Recorded information:

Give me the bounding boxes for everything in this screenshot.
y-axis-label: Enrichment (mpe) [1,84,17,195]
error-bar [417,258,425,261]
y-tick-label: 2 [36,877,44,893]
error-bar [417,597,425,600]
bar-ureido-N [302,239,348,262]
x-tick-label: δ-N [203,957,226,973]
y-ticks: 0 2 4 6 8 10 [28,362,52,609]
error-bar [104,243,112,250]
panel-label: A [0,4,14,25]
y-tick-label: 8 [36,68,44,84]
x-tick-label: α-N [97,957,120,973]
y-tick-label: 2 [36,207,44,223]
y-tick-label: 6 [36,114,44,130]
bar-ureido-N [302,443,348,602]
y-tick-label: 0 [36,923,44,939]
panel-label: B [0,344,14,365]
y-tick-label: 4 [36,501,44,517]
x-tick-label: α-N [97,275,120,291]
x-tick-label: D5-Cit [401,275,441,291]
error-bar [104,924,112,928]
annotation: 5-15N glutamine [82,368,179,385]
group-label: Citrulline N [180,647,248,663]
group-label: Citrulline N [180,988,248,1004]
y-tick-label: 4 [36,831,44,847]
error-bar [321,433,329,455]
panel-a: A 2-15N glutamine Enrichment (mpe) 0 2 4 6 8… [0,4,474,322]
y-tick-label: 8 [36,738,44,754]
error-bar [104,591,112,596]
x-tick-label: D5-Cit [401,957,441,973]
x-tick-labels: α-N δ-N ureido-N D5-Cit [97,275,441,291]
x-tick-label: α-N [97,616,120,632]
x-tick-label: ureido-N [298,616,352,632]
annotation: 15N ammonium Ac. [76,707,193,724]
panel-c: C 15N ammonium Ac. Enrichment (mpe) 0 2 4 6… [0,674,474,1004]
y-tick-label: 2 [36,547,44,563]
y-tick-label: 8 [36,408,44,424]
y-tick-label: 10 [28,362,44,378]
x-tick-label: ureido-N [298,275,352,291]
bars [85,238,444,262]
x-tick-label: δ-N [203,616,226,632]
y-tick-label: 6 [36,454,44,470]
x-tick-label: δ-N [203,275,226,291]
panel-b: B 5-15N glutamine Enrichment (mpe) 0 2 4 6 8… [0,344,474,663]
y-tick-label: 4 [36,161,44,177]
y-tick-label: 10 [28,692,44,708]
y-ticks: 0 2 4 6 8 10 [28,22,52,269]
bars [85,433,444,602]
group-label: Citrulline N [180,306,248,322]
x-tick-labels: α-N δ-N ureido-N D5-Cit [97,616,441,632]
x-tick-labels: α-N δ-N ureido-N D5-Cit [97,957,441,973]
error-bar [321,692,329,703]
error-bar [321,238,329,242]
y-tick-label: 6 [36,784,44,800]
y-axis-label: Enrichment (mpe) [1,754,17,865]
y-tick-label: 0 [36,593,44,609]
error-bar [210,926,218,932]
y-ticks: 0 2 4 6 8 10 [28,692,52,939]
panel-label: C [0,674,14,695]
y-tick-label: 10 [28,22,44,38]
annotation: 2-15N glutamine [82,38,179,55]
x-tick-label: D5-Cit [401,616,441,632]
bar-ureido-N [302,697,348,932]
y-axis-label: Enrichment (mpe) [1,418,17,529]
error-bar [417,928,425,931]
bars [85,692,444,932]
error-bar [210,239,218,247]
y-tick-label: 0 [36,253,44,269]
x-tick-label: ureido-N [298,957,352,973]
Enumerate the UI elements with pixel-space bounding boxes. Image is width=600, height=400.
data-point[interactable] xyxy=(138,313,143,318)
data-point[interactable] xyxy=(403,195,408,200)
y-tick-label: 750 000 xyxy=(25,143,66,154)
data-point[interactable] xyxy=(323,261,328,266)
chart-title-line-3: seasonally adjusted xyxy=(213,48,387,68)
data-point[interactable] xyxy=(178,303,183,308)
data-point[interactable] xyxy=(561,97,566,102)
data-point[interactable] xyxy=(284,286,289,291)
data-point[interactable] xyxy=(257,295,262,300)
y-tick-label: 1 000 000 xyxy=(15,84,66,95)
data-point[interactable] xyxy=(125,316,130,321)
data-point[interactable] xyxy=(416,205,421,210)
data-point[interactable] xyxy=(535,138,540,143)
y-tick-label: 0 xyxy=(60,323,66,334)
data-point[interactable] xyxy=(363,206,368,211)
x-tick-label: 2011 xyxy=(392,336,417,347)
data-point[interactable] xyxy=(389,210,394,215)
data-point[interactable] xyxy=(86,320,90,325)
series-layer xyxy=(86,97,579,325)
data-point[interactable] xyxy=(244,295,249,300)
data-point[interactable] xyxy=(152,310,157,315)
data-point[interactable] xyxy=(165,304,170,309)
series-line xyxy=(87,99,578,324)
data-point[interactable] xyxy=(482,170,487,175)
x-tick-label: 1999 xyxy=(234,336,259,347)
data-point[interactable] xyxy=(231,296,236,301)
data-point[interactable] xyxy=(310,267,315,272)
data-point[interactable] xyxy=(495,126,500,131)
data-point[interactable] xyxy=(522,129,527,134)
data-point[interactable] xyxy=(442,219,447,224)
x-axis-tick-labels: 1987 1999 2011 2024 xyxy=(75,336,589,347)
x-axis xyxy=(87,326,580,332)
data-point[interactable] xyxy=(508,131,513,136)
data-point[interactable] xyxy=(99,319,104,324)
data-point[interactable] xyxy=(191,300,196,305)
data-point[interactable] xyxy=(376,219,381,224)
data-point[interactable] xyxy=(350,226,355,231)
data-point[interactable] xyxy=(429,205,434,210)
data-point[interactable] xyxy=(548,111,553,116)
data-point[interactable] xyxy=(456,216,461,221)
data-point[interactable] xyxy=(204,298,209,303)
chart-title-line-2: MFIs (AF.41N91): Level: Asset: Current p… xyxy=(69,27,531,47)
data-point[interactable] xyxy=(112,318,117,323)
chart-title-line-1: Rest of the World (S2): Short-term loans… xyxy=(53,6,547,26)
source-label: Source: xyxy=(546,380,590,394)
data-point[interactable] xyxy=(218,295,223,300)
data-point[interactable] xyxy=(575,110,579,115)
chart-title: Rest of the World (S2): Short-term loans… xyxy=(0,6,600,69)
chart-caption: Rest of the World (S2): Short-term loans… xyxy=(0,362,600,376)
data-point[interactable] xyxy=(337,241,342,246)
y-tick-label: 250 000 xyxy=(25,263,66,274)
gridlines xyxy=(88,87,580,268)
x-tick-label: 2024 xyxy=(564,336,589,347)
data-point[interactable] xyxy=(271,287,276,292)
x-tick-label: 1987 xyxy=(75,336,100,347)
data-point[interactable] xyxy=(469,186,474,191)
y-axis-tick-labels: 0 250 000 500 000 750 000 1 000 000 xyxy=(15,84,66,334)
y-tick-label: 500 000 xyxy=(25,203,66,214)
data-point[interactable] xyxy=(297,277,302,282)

What is needed: Copy out every line of the records above without changing anything.

Response for this exercise:
Give me the bounding boxes for everything in this screenshot.
y-axis-label: Enrichment (mpe) [1,84,17,195]
error-bar [417,258,425,261]
y-tick-label: 2 [36,877,44,893]
error-bar [417,597,425,600]
bar-ureido-N [302,239,348,262]
x-tick-label: δ-N [203,957,226,973]
y-ticks: 0 2 4 6 8 10 [28,362,52,609]
error-bar [104,243,112,250]
panel-label: A [0,4,14,25]
y-tick-label: 8 [36,68,44,84]
x-tick-label: α-N [97,957,120,973]
y-tick-label: 2 [36,207,44,223]
y-tick-label: 6 [36,114,44,130]
bar-ureido-N [302,443,348,602]
y-tick-label: 0 [36,923,44,939]
panel-label: B [0,344,14,365]
y-tick-label: 4 [36,501,44,517]
x-tick-label: α-N [97,275,120,291]
x-tick-label: D5-Cit [401,275,441,291]
error-bar [104,924,112,928]
annotation: 5-15N glutamine [82,368,179,385]
group-label: Citrulline N [180,647,248,663]
group-label: Citrulline N [180,988,248,1004]
y-tick-label: 4 [36,831,44,847]
error-bar [321,433,329,455]
panel-a: A 2-15N glutamine Enrichment (mpe) 0 2 4 6 8… [0,4,474,322]
y-tick-label: 8 [36,738,44,754]
error-bar [104,591,112,596]
x-tick-label: D5-Cit [401,957,441,973]
x-tick-labels: α-N δ-N ureido-N D5-Cit [97,275,441,291]
x-tick-label: α-N [97,616,120,632]
x-tick-label: ureido-N [298,616,352,632]
annotation: 15N ammonium Ac. [76,707,193,724]
panel-c: C 15N ammonium Ac. Enrichment (mpe) 0 2 4 6… [0,674,474,1004]
y-tick-label: 2 [36,547,44,563]
y-tick-label: 8 [36,408,44,424]
y-tick-label: 10 [28,362,44,378]
x-tick-label: ureido-N [298,275,352,291]
bars [85,238,444,262]
x-tick-label: δ-N [203,616,226,632]
y-tick-label: 6 [36,454,44,470]
x-tick-label: δ-N [203,275,226,291]
panel-b: B 5-15N glutamine Enrichment (mpe) 0 2 4 6 8… [0,344,474,663]
y-tick-label: 4 [36,161,44,177]
y-tick-label: 10 [28,692,44,708]
y-ticks: 0 2 4 6 8 10 [28,22,52,269]
bars [85,433,444,602]
group-label: Citrulline N [180,306,248,322]
x-tick-labels: α-N δ-N ureido-N D5-Cit [97,616,441,632]
x-tick-labels: α-N δ-N ureido-N D5-Cit [97,957,441,973]
error-bar [321,692,329,703]
error-bar [321,238,329,242]
y-tick-label: 6 [36,784,44,800]
y-axis-label: Enrichment (mpe) [1,754,17,865]
y-tick-label: 0 [36,593,44,609]
error-bar [210,926,218,932]
y-ticks: 0 2 4 6 8 10 [28,692,52,939]
panel-label: C [0,674,14,695]
y-tick-label: 10 [28,22,44,38]
annotation: 2-15N glutamine [82,38,179,55]
x-tick-label: D5-Cit [401,616,441,632]
bar-ureido-N [302,697,348,932]
y-axis-label: Enrichment (mpe) [1,418,17,529]
error-bar [417,928,425,931]
bars [85,692,444,932]
error-bar [210,239,218,247]
y-tick-label: 0 [36,253,44,269]
x-tick-label: ureido-N [298,957,352,973]
Enumerate the UI elements with pixel-space bounding boxes. Image is width=600, height=400.
data-point[interactable] xyxy=(138,313,143,318)
data-point[interactable] xyxy=(403,195,408,200)
y-tick-label: 750 000 xyxy=(25,143,66,154)
data-point[interactable] xyxy=(323,261,328,266)
chart-title-line-3: seasonally adjusted xyxy=(213,48,387,68)
data-point[interactable] xyxy=(178,303,183,308)
data-point[interactable] xyxy=(561,97,566,102)
data-point[interactable] xyxy=(284,286,289,291)
data-point[interactable] xyxy=(257,295,262,300)
y-tick-label: 1 000 000 xyxy=(15,84,66,95)
data-point[interactable] xyxy=(125,316,130,321)
data-point[interactable] xyxy=(416,205,421,210)
data-point[interactable] xyxy=(535,138,540,143)
y-tick-label: 0 xyxy=(60,323,66,334)
data-point[interactable] xyxy=(363,206,368,211)
x-tick-label: 2011 xyxy=(392,336,417,347)
data-point[interactable] xyxy=(389,210,394,215)
data-point[interactable] xyxy=(86,320,90,325)
series-layer xyxy=(86,97,579,325)
data-point[interactable] xyxy=(244,295,249,300)
data-point[interactable] xyxy=(152,310,157,315)
data-point[interactable] xyxy=(165,304,170,309)
series-line xyxy=(87,99,578,324)
data-point[interactable] xyxy=(482,170,487,175)
x-tick-label: 1999 xyxy=(234,336,259,347)
data-point[interactable] xyxy=(231,296,236,301)
data-point[interactable] xyxy=(310,267,315,272)
data-point[interactable] xyxy=(495,126,500,131)
data-point[interactable] xyxy=(522,129,527,134)
data-point[interactable] xyxy=(442,219,447,224)
x-axis-tick-labels: 1987 1999 2011 2024 xyxy=(75,336,589,347)
x-axis xyxy=(87,326,580,332)
data-point[interactable] xyxy=(508,131,513,136)
data-point[interactable] xyxy=(99,319,104,324)
data-point[interactable] xyxy=(191,300,196,305)
data-point[interactable] xyxy=(376,219,381,224)
data-point[interactable] xyxy=(350,226,355,231)
data-point[interactable] xyxy=(429,205,434,210)
data-point[interactable] xyxy=(548,111,553,116)
data-point[interactable] xyxy=(456,216,461,221)
data-point[interactable] xyxy=(204,298,209,303)
chart-title-line-2: MFIs (AF.41N91): Level: Asset: Current p… xyxy=(69,27,531,47)
data-point[interactable] xyxy=(112,318,117,323)
chart-title-line-1: Rest of the World (S2): Short-term loans… xyxy=(53,6,547,26)
source-label: Source: xyxy=(546,380,590,394)
data-point[interactable] xyxy=(218,295,223,300)
data-point[interactable] xyxy=(575,110,579,115)
chart-title: Rest of the World (S2): Short-term loans… xyxy=(0,6,600,69)
chart-caption: Rest of the World (S2): Short-term loans… xyxy=(0,362,600,376)
data-point[interactable] xyxy=(337,241,342,246)
y-tick-label: 250 000 xyxy=(25,263,66,274)
gridlines xyxy=(88,87,580,268)
x-tick-label: 2024 xyxy=(564,336,589,347)
data-point[interactable] xyxy=(271,287,276,292)
x-tick-label: 1987 xyxy=(75,336,100,347)
data-point[interactable] xyxy=(469,186,474,191)
y-axis-tick-labels: 0 250 000 500 000 750 000 1 000 000 xyxy=(15,84,66,334)
y-tick-label: 500 000 xyxy=(25,203,66,214)
data-point[interactable] xyxy=(297,277,302,282)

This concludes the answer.